What you have to do :: Find every line in the records below that holds the word "JSON", and copy it out.

====== Input rows ======

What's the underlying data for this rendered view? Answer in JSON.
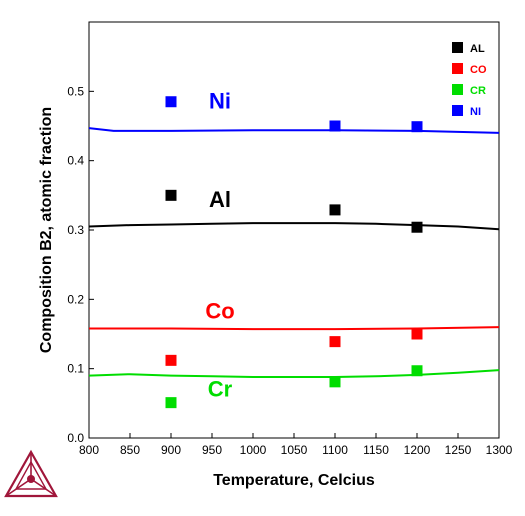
{
  "chart_data": {
    "type": "line",
    "xlabel": "Temperature, Celcius",
    "ylabel": "Composition B2, atomic fraction",
    "xlim": [
      800,
      1300
    ],
    "ylim": [
      0,
      0.6
    ],
    "xticks": [
      "800",
      "850",
      "900",
      "950",
      "1000",
      "1050",
      "1100",
      "1150",
      "1200",
      "1250",
      "1300"
    ],
    "yticks": [
      "0.0",
      "0.1",
      "0.2",
      "0.3",
      "0.4",
      "0.5"
    ],
    "legend_position": "top-right",
    "legend": [
      {
        "label": "AL",
        "color": "#000000",
        "text_color": "#000000"
      },
      {
        "label": "CO",
        "color": "#ff0000",
        "text_color": "#ff0000"
      },
      {
        "label": "CR",
        "color": "#00dd00",
        "text_color": "#00dd00"
      },
      {
        "label": "NI",
        "color": "#0000ff",
        "text_color": "#0000ff"
      }
    ],
    "series": [
      {
        "name": "Ni",
        "color": "#0000ff",
        "label_color": "#0000ff",
        "label_at": [
          950,
          0.475
        ],
        "curve": [
          [
            800,
            0.447
          ],
          [
            830,
            0.443
          ],
          [
            900,
            0.443
          ],
          [
            1000,
            0.444
          ],
          [
            1100,
            0.444
          ],
          [
            1200,
            0.443
          ],
          [
            1300,
            0.44
          ]
        ],
        "points": [
          [
            900,
            0.485
          ],
          [
            1100,
            0.45
          ],
          [
            1200,
            0.449
          ]
        ]
      },
      {
        "name": "Al",
        "color": "#000000",
        "label_color": "#000000",
        "label_at": [
          950,
          0.333
        ],
        "curve": [
          [
            800,
            0.305
          ],
          [
            850,
            0.307
          ],
          [
            900,
            0.308
          ],
          [
            950,
            0.309
          ],
          [
            1000,
            0.31
          ],
          [
            1050,
            0.31
          ],
          [
            1100,
            0.31
          ],
          [
            1150,
            0.309
          ],
          [
            1200,
            0.307
          ],
          [
            1250,
            0.305
          ],
          [
            1300,
            0.301
          ]
        ],
        "points": [
          [
            900,
            0.35
          ],
          [
            1100,
            0.329
          ],
          [
            1200,
            0.304
          ]
        ]
      },
      {
        "name": "Co",
        "color": "#ff0000",
        "label_color": "#ff0000",
        "label_at": [
          950,
          0.172
        ],
        "curve": [
          [
            800,
            0.158
          ],
          [
            900,
            0.158
          ],
          [
            1000,
            0.157
          ],
          [
            1100,
            0.157
          ],
          [
            1200,
            0.158
          ],
          [
            1300,
            0.16
          ]
        ],
        "points": [
          [
            900,
            0.112
          ],
          [
            1100,
            0.139
          ],
          [
            1200,
            0.15
          ]
        ]
      },
      {
        "name": "Cr",
        "color": "#00dd00",
        "label_color": "#00dd00",
        "label_at": [
          950,
          0.06
        ],
        "curve": [
          [
            800,
            0.09
          ],
          [
            850,
            0.092
          ],
          [
            900,
            0.09
          ],
          [
            950,
            0.089
          ],
          [
            1000,
            0.088
          ],
          [
            1050,
            0.088
          ],
          [
            1100,
            0.088
          ],
          [
            1150,
            0.089
          ],
          [
            1200,
            0.091
          ],
          [
            1250,
            0.094
          ],
          [
            1300,
            0.098
          ]
        ],
        "points": [
          [
            900,
            0.051
          ],
          [
            1100,
            0.081
          ],
          [
            1200,
            0.097
          ]
        ]
      }
    ]
  }
}
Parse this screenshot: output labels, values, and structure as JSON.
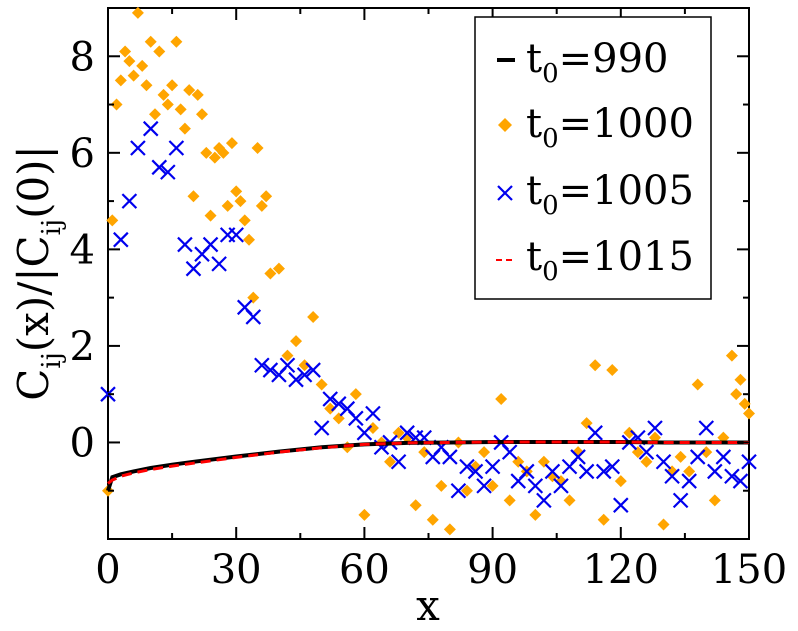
{
  "chart_data": {
    "type": "scatter",
    "title": "",
    "xlabel": "x",
    "ylabel_main": "C",
    "ylabel_sub": "ij",
    "ylabel_mid": "(x)/|C",
    "ylabel_sub2": "ij",
    "ylabel_tail": "(0)|",
    "xlim": [
      0,
      150
    ],
    "ylim": [
      -2,
      9
    ],
    "xticks": [
      0,
      30,
      60,
      90,
      120,
      150
    ],
    "yticks": [
      0,
      2,
      4,
      6,
      8
    ],
    "xtick_labels": [
      "0",
      "30",
      "60",
      "90",
      "120",
      "150"
    ],
    "ytick_labels": [
      "0",
      "2",
      "4",
      "6",
      "8"
    ],
    "legend_position": "top-right",
    "series": [
      {
        "name": "t0=990",
        "label_main": "t",
        "label_sub": "0",
        "label_value": "=990",
        "style": "line",
        "color": "#000000",
        "x": [
          0,
          1,
          3,
          6,
          10,
          15,
          20,
          30,
          40,
          50,
          60,
          70,
          80,
          90,
          100,
          110,
          120,
          130,
          140,
          150
        ],
        "values": [
          -1.0,
          -0.72,
          -0.66,
          -0.6,
          -0.53,
          -0.46,
          -0.4,
          -0.29,
          -0.19,
          -0.1,
          -0.04,
          -0.01,
          0.0,
          0.01,
          0.01,
          0.01,
          0.01,
          0.0,
          0.0,
          0.0
        ]
      },
      {
        "name": "t0=1000",
        "label_main": "t",
        "label_sub": "0",
        "label_value": "=1000",
        "style": "diamond",
        "color": "#FFA500",
        "x": [
          0,
          1,
          2,
          3,
          4,
          5,
          6,
          7,
          8,
          9,
          10,
          11,
          12,
          13,
          14,
          15,
          16,
          17,
          18,
          19,
          20,
          21,
          22,
          23,
          24,
          25,
          26,
          27,
          28,
          29,
          30,
          31,
          32,
          33,
          34,
          35,
          36,
          37,
          38,
          40,
          42,
          44,
          46,
          48,
          50,
          52,
          54,
          56,
          58,
          60,
          62,
          64,
          66,
          68,
          70,
          72,
          74,
          76,
          78,
          80,
          82,
          84,
          86,
          88,
          90,
          92,
          94,
          96,
          98,
          100,
          102,
          104,
          106,
          108,
          110,
          112,
          114,
          116,
          118,
          120,
          122,
          124,
          126,
          128,
          130,
          132,
          134,
          136,
          138,
          140,
          142,
          144,
          146,
          147,
          148,
          149,
          150
        ],
        "values": [
          -1.0,
          4.6,
          7.0,
          7.5,
          8.1,
          7.9,
          7.6,
          8.9,
          7.8,
          7.4,
          8.3,
          6.8,
          8.1,
          7.2,
          7.0,
          7.4,
          8.3,
          6.9,
          6.5,
          7.3,
          5.1,
          7.2,
          6.8,
          6.0,
          4.7,
          5.9,
          6.1,
          6.0,
          4.9,
          6.2,
          5.2,
          5.0,
          4.6,
          4.2,
          3.0,
          6.1,
          4.9,
          5.1,
          3.5,
          3.6,
          1.8,
          2.1,
          1.6,
          2.6,
          1.2,
          0.7,
          0.5,
          -0.1,
          1.0,
          -1.5,
          0.3,
          0.0,
          -0.4,
          0.2,
          0.1,
          -1.3,
          -0.2,
          -1.6,
          -0.9,
          -1.8,
          0.0,
          -1.0,
          -0.5,
          -0.2,
          -0.9,
          0.9,
          -1.2,
          -0.4,
          -0.6,
          -1.5,
          -0.4,
          -0.7,
          -0.8,
          -1.2,
          -0.2,
          0.4,
          1.6,
          -1.6,
          1.5,
          -0.8,
          0.2,
          -0.2,
          -0.4,
          0.1,
          -1.7,
          -0.6,
          -0.3,
          -0.6,
          1.2,
          -0.2,
          -1.2,
          0.1,
          1.8,
          1.0,
          1.3,
          0.8,
          0.6
        ]
      },
      {
        "name": "t0=1005",
        "label_main": "t",
        "label_sub": "0",
        "label_value": "=1005",
        "style": "cross",
        "color": "#0000EE",
        "x": [
          0,
          3,
          5,
          7,
          10,
          12,
          14,
          16,
          18,
          20,
          22,
          24,
          26,
          28,
          30,
          32,
          34,
          36,
          38,
          40,
          42,
          44,
          46,
          48,
          50,
          52,
          54,
          56,
          58,
          60,
          62,
          64,
          66,
          68,
          70,
          72,
          74,
          76,
          78,
          80,
          82,
          84,
          86,
          88,
          90,
          92,
          94,
          96,
          98,
          100,
          102,
          104,
          106,
          108,
          110,
          112,
          114,
          116,
          118,
          120,
          122,
          124,
          126,
          128,
          130,
          132,
          134,
          136,
          138,
          140,
          142,
          144,
          146,
          148,
          150
        ],
        "values": [
          1.0,
          4.2,
          5.0,
          6.1,
          6.5,
          5.7,
          5.6,
          6.1,
          4.1,
          3.6,
          3.9,
          4.1,
          3.7,
          4.3,
          4.3,
          2.8,
          2.6,
          1.6,
          1.5,
          1.4,
          1.6,
          1.3,
          1.4,
          1.5,
          0.3,
          0.9,
          0.8,
          0.7,
          0.5,
          0.2,
          0.6,
          -0.1,
          0.0,
          -0.4,
          0.2,
          0.1,
          0.1,
          -0.3,
          -0.1,
          -0.3,
          -1.0,
          -0.5,
          -0.6,
          -0.9,
          -0.5,
          0.0,
          -0.2,
          -0.8,
          -0.6,
          -0.9,
          -1.2,
          -0.6,
          -0.9,
          -0.5,
          -0.3,
          -0.6,
          0.2,
          -0.6,
          -0.5,
          -1.3,
          0.0,
          0.1,
          -0.2,
          0.3,
          -0.4,
          -0.7,
          -1.2,
          -0.8,
          -0.3,
          0.3,
          -0.6,
          -0.3,
          -0.7,
          -0.8,
          -0.4
        ]
      },
      {
        "name": "t0=1015",
        "label_main": "t",
        "label_sub": "0",
        "label_value": "=1015",
        "style": "dashed",
        "color": "#FF0000",
        "x": [
          0,
          1,
          3,
          6,
          10,
          15,
          20,
          30,
          40,
          50,
          60,
          70,
          80,
          90,
          100,
          110,
          120,
          130,
          140,
          150
        ],
        "values": [
          -0.85,
          -0.78,
          -0.7,
          -0.63,
          -0.56,
          -0.49,
          -0.43,
          -0.31,
          -0.2,
          -0.11,
          -0.04,
          -0.01,
          0.0,
          0.01,
          0.01,
          0.01,
          0.01,
          0.0,
          0.0,
          0.0
        ]
      }
    ]
  }
}
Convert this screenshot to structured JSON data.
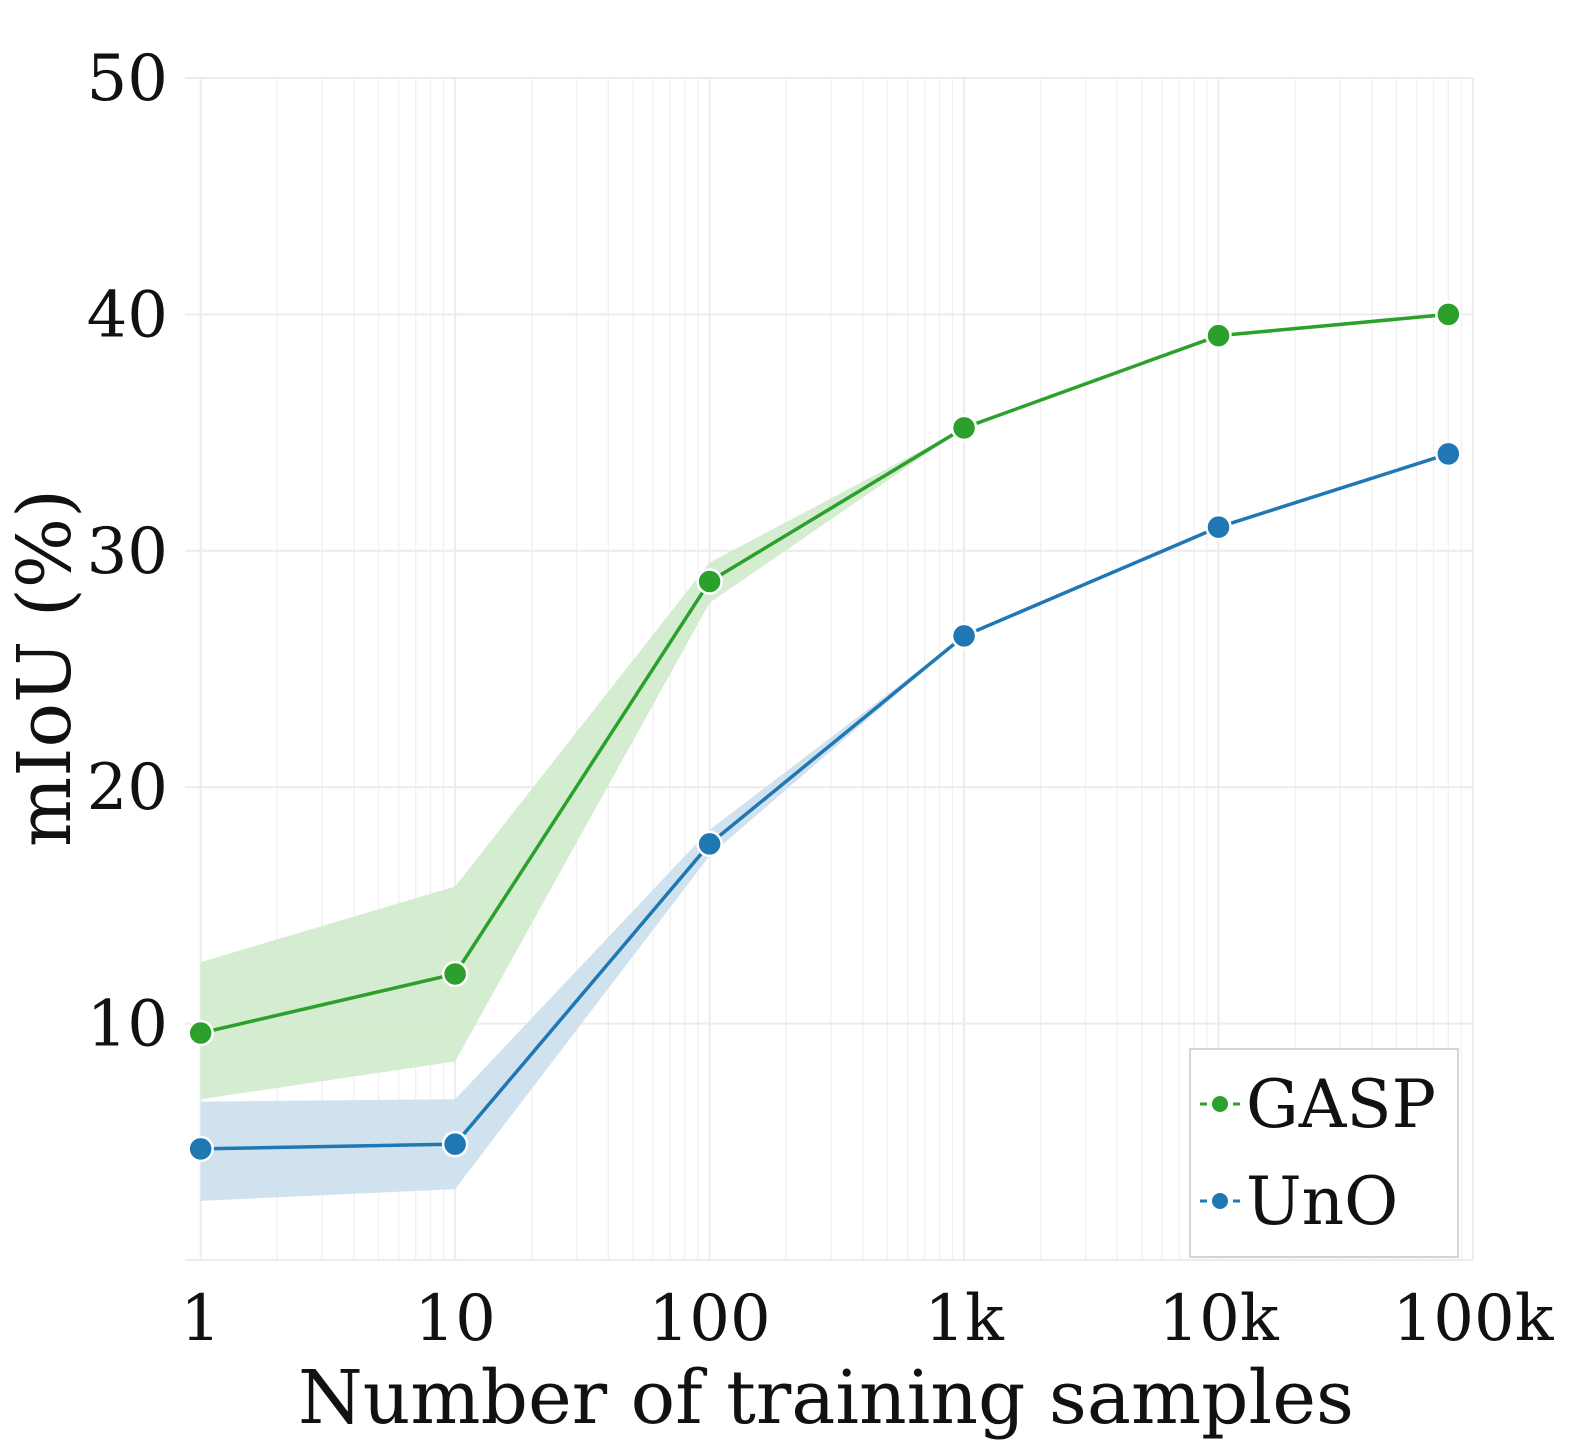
{
  "chart_data": {
    "type": "line",
    "xscale": "log",
    "x": [
      1,
      10,
      100,
      1000,
      10000,
      80000
    ],
    "xlim": [
      0.95,
      100000
    ],
    "ylim": [
      0,
      50
    ],
    "xlabel": "Number of training samples",
    "ylabel": "mIoU (%)",
    "xticks": [
      {
        "value": 1,
        "label": "1"
      },
      {
        "value": 10,
        "label": "10"
      },
      {
        "value": 100,
        "label": "100"
      },
      {
        "value": 1000,
        "label": "1k"
      },
      {
        "value": 10000,
        "label": "10k"
      },
      {
        "value": 100000,
        "label": "100k"
      }
    ],
    "yticks": [
      {
        "value": 10,
        "label": "10"
      },
      {
        "value": 20,
        "label": "20"
      },
      {
        "value": 30,
        "label": "30"
      },
      {
        "value": 40,
        "label": "40"
      },
      {
        "value": 50,
        "label": "50"
      }
    ],
    "grid": true,
    "legend_position": "bottom-right",
    "series": [
      {
        "name": "GASP",
        "color": "#2ca02c",
        "band_color": "#d2ebcc",
        "values": [
          9.6,
          12.1,
          28.7,
          35.2,
          39.1,
          40.0
        ],
        "lower": [
          6.8,
          8.4,
          27.8,
          35.2,
          39.1,
          40.0
        ],
        "upper": [
          12.6,
          15.8,
          29.5,
          35.2,
          39.1,
          40.0
        ]
      },
      {
        "name": "UnO",
        "color": "#1f77b4",
        "band_color": "#cfe0ee",
        "values": [
          4.7,
          4.9,
          17.6,
          26.4,
          31.0,
          34.1
        ],
        "lower": [
          2.5,
          3.0,
          17.1,
          26.4,
          31.0,
          34.1
        ],
        "upper": [
          6.7,
          6.8,
          18.2,
          26.4,
          31.0,
          34.1
        ]
      }
    ]
  }
}
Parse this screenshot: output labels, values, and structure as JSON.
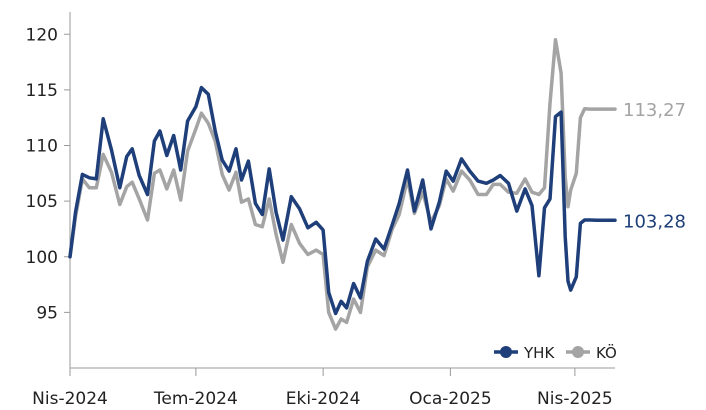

======

Solution for this problem ::
What's the underlying data for this rendered view? Answer in JSON.
Parse this screenshot: output labels, values, and structure as JSON.
Convert this screenshot to structured JSON data.
Parse this screenshot: output labels, values, and structure as JSON.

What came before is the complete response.